-------- DATA --------

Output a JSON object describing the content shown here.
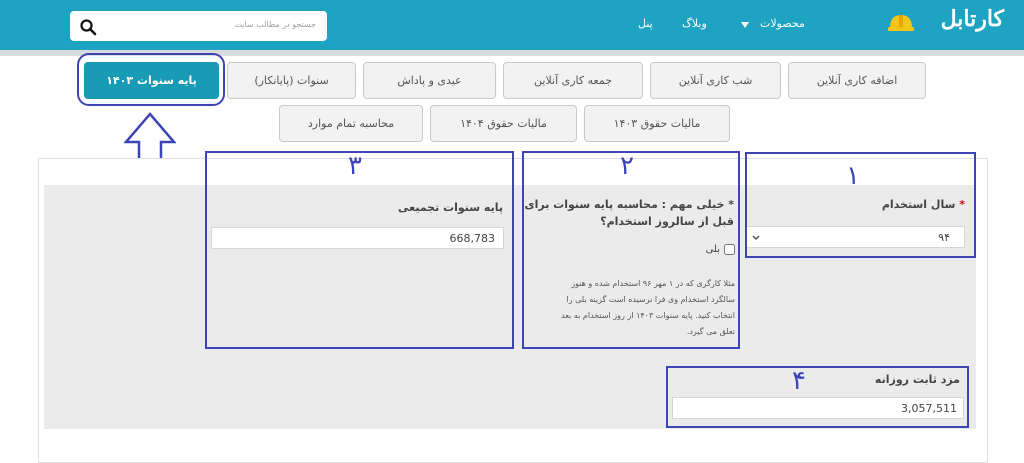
{
  "header": {
    "search_placeholder": "جستجو در مطالب سایت",
    "nav": [
      "محصولات",
      "وبلاگ",
      "پنل"
    ],
    "logo_text": "کارتابل",
    "accent": "#1fa3c2"
  },
  "tabs_row1": [
    "اضافه کاری آنلاین",
    "شب کاری آنلاین",
    "جمعه کاری آنلاین",
    "عیدی و پاداش",
    "سنوات (پایانکار)",
    "پایه سنوات ۱۴۰۳"
  ],
  "tabs_row2": [
    "مالیات حقوق ۱۴۰۳",
    "مالیات حقوق ۱۴۰۴",
    "محاسبه تمام موارد"
  ],
  "form": {
    "year_label": "سال استخدام",
    "required_mark": "*",
    "year_value": "۹۴",
    "important_title": "* خیلی مهم : محاسبه پایه سنوات برای قبل از سالروز استخدام؟",
    "yes_label": "بلی",
    "note_lines": [
      "مثلا کارگری که در ۱ مهر ۹۶ استخدام شده و هنوز",
      "سالگرد استخدام وی فرا نرسیده است گزینه بلی را",
      "انتخاب کنید. پایه سنوات ۱۴۰۳ از روز استخدام به بعد",
      "تعلق می گیرد."
    ],
    "cumulative_label": "پایه سنوات تجمیعی",
    "cumulative_value": "668,783",
    "daily_wage_label": "مزد ثابت روزانه",
    "daily_wage_value": "3,057,511"
  },
  "annotations": [
    "۱",
    "۲",
    "۳",
    "۴"
  ],
  "annotation_color": "#3c45b7"
}
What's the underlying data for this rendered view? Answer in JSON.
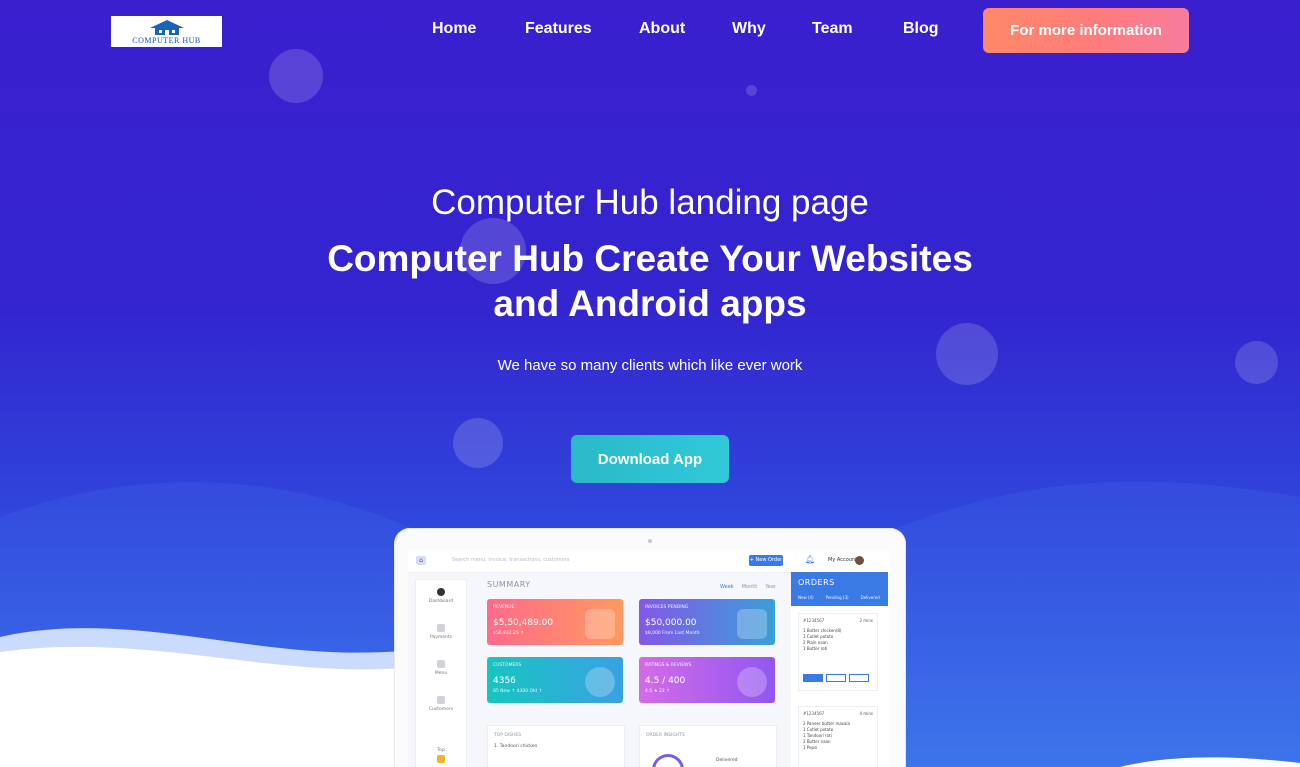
{
  "header": {
    "logo_text": "COMPUTER HUB",
    "nav": [
      "Home",
      "Features",
      "About",
      "Why",
      "Team",
      "Blog"
    ],
    "cta_label": "For more information"
  },
  "hero": {
    "eyebrow": "Computer Hub landing page",
    "headline": "Computer Hub Create Your Websites and Android apps",
    "subtitle": "We have so many clients which like ever work",
    "download_label": "Download App"
  },
  "dashboard": {
    "search_placeholder": "Search menu, invoice, transactions, customers",
    "new_button": "+ New Order",
    "account": "My Account",
    "sidebar": [
      "Dashboard",
      "Payments",
      "Menu",
      "Customers",
      "Top"
    ],
    "summary_title": "SUMMARY",
    "periods": [
      "Week",
      "Month",
      "Year"
    ],
    "cards": [
      {
        "label": "REVENUE",
        "value": "$5,50,489.00",
        "sub": "$50,932.25 ↑"
      },
      {
        "label": "INVOICES PENDING",
        "value": "$50,000.00",
        "sub": "$8,000 From Last Month"
      },
      {
        "label": "CUSTOMERS",
        "value": "4356",
        "sub": "85 New ↑     4300 Old ↑"
      },
      {
        "label": "RATINGS & REVIEWS",
        "value": "4.5 / 400",
        "sub": "4.5 ★          22 ↑"
      }
    ],
    "top_dishes_title": "TOP DISHES",
    "top_dish_row": "1. Tandoori chicken",
    "order_insights_title": "ORDER INSIGHTS",
    "order_insights_row": "Delivered",
    "orders_title": "ORDERS",
    "orders_tabs": [
      "New (4)",
      "Pending (3)",
      "Delivered"
    ],
    "order_cards": [
      {
        "id": "#1234567",
        "time": "2 mins",
        "items": "1 Butter chicken(8)\n1 Cutlet potato\n2 Plain naan\n1 Butter roti"
      },
      {
        "id": "#1234567",
        "time": "4 mins",
        "items": "2 Paneer butter masala\n1 Cutlet potato\n1 Tandoori roti\n2 Butter naan\n1 Pepsi"
      }
    ]
  },
  "colors": {
    "bg_top": "#3a1fcf",
    "bg_bottom": "#3a74ea",
    "cta": "#ff7f7b",
    "download": "#2fc1d0"
  }
}
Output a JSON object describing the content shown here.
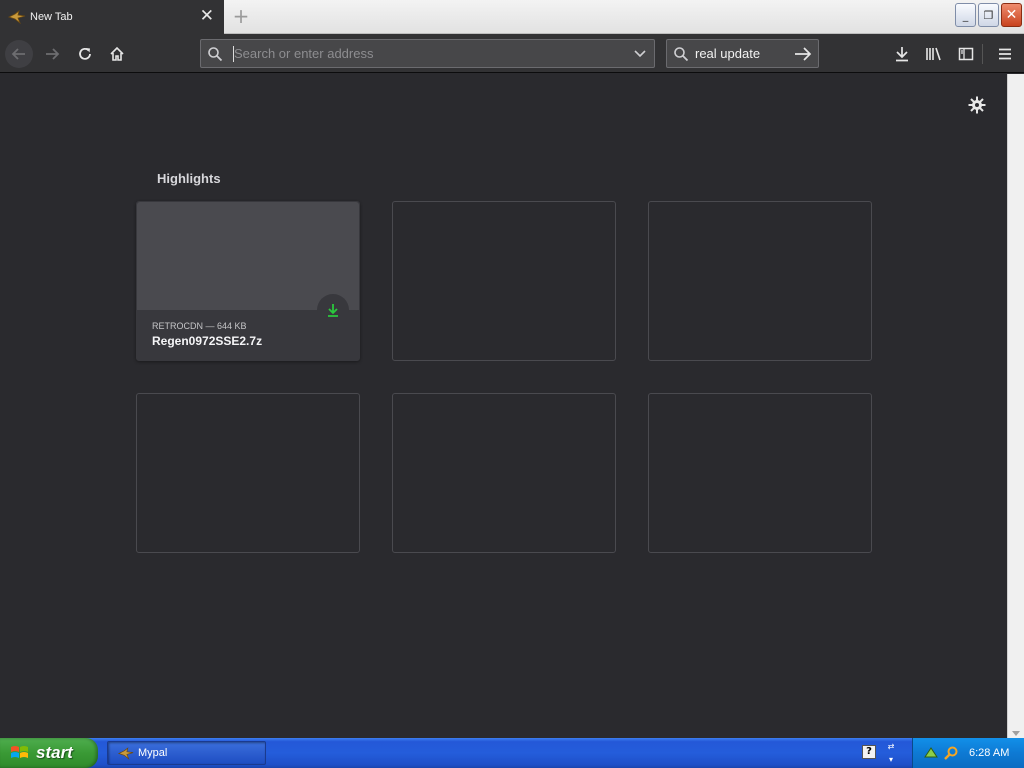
{
  "browser": {
    "tab": {
      "title": "New Tab",
      "close_label": "✕"
    },
    "new_tab_label": "+",
    "window_buttons": {
      "minimize": "_",
      "maximize": "❐",
      "close": "✕"
    }
  },
  "navbar": {
    "url_placeholder": "Search or enter address",
    "url_value": "",
    "search_query": "real update"
  },
  "content": {
    "highlights_title": "Highlights",
    "cards": [
      {
        "meta": "RETROCDN — 644 KB",
        "filename": "Regen0972SSE2.7z",
        "icon": "download-icon"
      }
    ]
  },
  "taskbar": {
    "start_label": "start",
    "task_label": "Mypal",
    "clock": "6:28 AM"
  },
  "colors": {
    "background": "#2a2a2e",
    "card": "#38383d",
    "download_green": "#2ac83d",
    "taskbar_blue": "#245ddb",
    "start_green": "#3a9a35"
  }
}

--------

#### WHAT NEEDS TO BE DONE:
From the data above, copy each line that has the string "محاسبه".

#### FINISHED EXERCISE:
    "محاسبه تمام موارد"
    "important_title": "* خیلی مهم : محاسبه پایه سنوات برای قبل از سالروز استخدام؟",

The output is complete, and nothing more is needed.